━━━ INFORMATION PROVIDED ━━━

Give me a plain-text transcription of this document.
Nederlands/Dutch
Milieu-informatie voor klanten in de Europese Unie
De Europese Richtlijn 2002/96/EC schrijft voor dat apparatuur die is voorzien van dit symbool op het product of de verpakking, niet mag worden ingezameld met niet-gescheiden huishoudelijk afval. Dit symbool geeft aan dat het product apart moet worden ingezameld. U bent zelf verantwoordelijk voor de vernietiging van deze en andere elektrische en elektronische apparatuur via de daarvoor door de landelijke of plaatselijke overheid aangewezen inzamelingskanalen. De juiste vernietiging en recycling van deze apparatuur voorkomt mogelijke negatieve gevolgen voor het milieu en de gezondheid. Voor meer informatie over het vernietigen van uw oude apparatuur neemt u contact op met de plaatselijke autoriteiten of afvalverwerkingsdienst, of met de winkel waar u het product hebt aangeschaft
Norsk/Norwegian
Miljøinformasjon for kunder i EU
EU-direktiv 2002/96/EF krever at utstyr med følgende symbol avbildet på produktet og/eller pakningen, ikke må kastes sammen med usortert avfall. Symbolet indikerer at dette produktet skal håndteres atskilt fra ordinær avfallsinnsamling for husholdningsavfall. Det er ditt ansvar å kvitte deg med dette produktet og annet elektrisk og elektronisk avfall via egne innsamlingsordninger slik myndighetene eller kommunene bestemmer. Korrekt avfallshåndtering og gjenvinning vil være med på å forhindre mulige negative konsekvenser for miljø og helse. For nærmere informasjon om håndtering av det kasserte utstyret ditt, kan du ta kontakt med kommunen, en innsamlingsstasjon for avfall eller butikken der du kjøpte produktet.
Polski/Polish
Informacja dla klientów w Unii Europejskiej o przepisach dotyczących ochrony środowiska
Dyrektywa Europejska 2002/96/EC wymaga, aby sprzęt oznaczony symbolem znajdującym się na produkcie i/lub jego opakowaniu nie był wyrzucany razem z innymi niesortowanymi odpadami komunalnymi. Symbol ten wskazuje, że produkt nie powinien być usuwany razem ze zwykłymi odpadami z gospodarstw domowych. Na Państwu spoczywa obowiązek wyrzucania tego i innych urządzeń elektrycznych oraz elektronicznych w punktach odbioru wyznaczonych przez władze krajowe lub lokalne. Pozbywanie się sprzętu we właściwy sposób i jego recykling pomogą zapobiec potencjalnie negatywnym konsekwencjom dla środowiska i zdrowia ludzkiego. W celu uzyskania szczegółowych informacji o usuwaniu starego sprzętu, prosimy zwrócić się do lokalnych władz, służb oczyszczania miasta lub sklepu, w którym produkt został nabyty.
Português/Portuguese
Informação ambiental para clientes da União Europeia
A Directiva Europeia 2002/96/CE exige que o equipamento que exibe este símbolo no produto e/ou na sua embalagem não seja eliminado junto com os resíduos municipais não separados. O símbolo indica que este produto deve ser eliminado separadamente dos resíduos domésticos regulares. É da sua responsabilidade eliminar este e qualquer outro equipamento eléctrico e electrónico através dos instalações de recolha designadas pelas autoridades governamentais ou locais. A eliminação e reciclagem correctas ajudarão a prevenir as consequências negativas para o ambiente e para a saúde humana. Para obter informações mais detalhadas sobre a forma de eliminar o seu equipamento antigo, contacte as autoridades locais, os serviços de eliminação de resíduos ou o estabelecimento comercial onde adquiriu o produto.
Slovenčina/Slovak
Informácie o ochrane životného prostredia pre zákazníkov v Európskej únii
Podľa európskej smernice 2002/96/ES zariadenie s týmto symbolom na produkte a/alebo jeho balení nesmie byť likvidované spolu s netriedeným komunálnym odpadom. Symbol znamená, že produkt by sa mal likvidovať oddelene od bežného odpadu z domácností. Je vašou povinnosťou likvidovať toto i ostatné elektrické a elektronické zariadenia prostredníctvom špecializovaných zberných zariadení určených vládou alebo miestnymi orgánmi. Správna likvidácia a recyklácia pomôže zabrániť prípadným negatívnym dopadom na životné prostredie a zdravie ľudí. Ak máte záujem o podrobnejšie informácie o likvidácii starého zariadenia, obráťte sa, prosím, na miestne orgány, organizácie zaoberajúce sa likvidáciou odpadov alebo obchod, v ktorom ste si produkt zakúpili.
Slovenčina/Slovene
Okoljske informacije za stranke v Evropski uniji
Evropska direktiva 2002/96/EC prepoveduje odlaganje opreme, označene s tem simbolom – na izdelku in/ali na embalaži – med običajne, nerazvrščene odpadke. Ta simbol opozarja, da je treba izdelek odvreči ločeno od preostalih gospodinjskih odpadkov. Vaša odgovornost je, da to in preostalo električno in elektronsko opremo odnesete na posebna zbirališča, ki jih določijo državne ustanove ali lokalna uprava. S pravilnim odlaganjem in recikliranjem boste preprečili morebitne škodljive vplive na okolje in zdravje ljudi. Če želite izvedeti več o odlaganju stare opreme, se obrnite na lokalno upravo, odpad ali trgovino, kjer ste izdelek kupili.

━━━

● TASK DIRECTIONS
Repeat each record exactly, leaving nothing out.

● ANSWER TO THE PROBLEM
Give me a plain-text transcription of this document.
Nederlands/Dutch
Milieu-informatie voor klanten in de Europese Unie
De Europese Richtlijn 2002/96/EC schrijft voor dat apparatuur die is voorzien van dit symbool op het product of de verpakking, niet mag worden ingezameld met niet-gescheiden huishoudelijk afval. Dit symbool geeft aan dat het product apart moet worden ingezameld. U bent zelf verantwoordelijk voor de vernietiging van deze en andere elektrische en elektronische apparatuur via de daarvoor door de landelijke of plaatselijke overheid aangewezen inzamelingskanalen. De juiste vernietiging en recycling van deze apparatuur voorkomt mogelijke negatieve gevolgen voor het milieu en de gezondheid. Voor meer informatie over het vernietigen van uw oude apparatuur neemt u contact op met de plaatselijke autoriteiten of afvalverwerkingsdienst, of met de winkel waar u het product hebt aangeschaft
Norsk/Norwegian
Miljøinformasjon for kunder i EU
EU-direktiv 2002/96/EF krever at utstyr med følgende symbol avbildet på produktet og/eller pakningen, ikke må kastes sammen med usortert avfall. Symbolet indikerer at dette produktet skal håndteres atskilt fra ordinær avfallsinnsamling for husholdningsavfall. Det er ditt ansvar å kvitte deg med dette produktet og annet elektrisk og elektronisk avfall via egne innsamlingsordninger slik myndighetene eller kommunene bestemmer. Korrekt avfallshåndtering og gjenvinning vil være med på å forhindre mulige negative konsekvenser for miljø og helse. For nærmere informasjon om håndtering av det kasserte utstyret ditt, kan du ta kontakt med kommunen, en innsamlingsstasjon for avfall eller butikken der du kjøpte produktet.
Polski/Polish
Informacja dla klientów w Unii Europejskiej o przepisach dotyczących ochrony środowiska
Dyrektywa Europejska 2002/96/EC wymaga, aby sprzęt oznaczony symbolem znajdującym się na produkcie i/lub jego opakowaniu nie był wyrzucany razem z innymi niesortowanymi odpadami komunalnymi. Symbol ten wskazuje, że produkt nie powinien być usuwany razem ze zwykłymi odpadami z gospodarstw domowych. Na Państwu spoczywa obowiązek wyrzucania tego i innych urządzeń elektrycznych oraz elektronicznych w punktach odbioru wyznaczonych przez władze krajowe lub lokalne. Pozbywanie się sprzętu we właściwy sposób i jego recykling pomogą zapobiec potencjalnie negatywnym konsekwencjom dla środowiska i zdrowia ludzkiego. W celu uzyskania szczegółowych informacji o usuwaniu starego sprzętu, prosimy zwrócić się do lokalnych władz, służb oczyszczania miasta lub sklepu, w którym produkt został nabyty.
Português/Portuguese
Informação ambiental para clientes da União Europeia
A Directiva Europeia 2002/96/CE exige que o equipamento que exibe este símbolo no produto e/ou na sua embalagem não seja eliminado junto com os resíduos municipais não separados. O símbolo indica que este produto deve ser eliminado separadamente dos resíduos domésticos regulares. É da sua responsabilidade eliminar este e qualquer outro equipamento eléctrico e electrónico através dos instalações de recolha designadas pelas autoridades governamentais ou locais. A eliminação e reciclagem correctas ajudarão a prevenir as consequências negativas para o ambiente e para a saúde humana. Para obter informações mais detalhadas sobre a forma de eliminar o seu equipamento antigo, contacte as autoridades locais, os serviços de eliminação de resíduos ou o estabelecimento comercial onde adquiriu o produto.
Slovenčina/Slovak
Informácie o ochrane životného prostredia pre zákazníkov v Európskej únii
Podľa európskej smernice 2002/96/ES zariadenie s týmto symbolom na produkte a/alebo jeho balení nesmie byť likvidované spolu s netriedeným komunálnym odpadom. Symbol znamená, že produkt by sa mal likvidovať oddelene od bežného odpadu z domácností. Je vašou povinnosťou likvidovať toto i ostatné elektrické a elektronické zariadenia prostredníctvom špecializovaných zberných zariadení určených vládou alebo miestnymi orgánmi. Správna likvidácia a recyklácia pomôže zabrániť prípadným negatívnym dopadom na životné prostredie a zdravie ľudí. Ak máte záujem o podrobnejšie informácie o likvidácii starého zariadenia, obráťte sa, prosím, na miestne orgány, organizácie zaoberajúce sa likvidáciou odpadov alebo obchod, v ktorom ste si produkt zakúpili.
Slovenčina/Slovene
Okoljske informacije za stranke v Evropski uniji
Evropska direktiva 2002/96/EC prepoveduje odlaganje opreme, označene s tem simbolom – na izdelku in/ali na embalaži – med običajne, nerazvrščene odpadke. Ta simbol opozarja, da je treba izdelek odvreči ločeno od preostalih gospodinjskih odpadkov. Vaša odgovornost je, da to in preostalo električno in elektronsko opremo odnesete na posebna zbirališča, ki jih določijo državne ustanove ali lokalna uprava. S pravilnim odlaganjem in recikliranjem boste preprečili morebitne škodljive vplive na okolje in zdravje ljudi. Če želite izvedeti več o odlaganju stare opreme, se obrnite na lokalno upravo, odpad ali trgovino, kjer ste izdelek kupili.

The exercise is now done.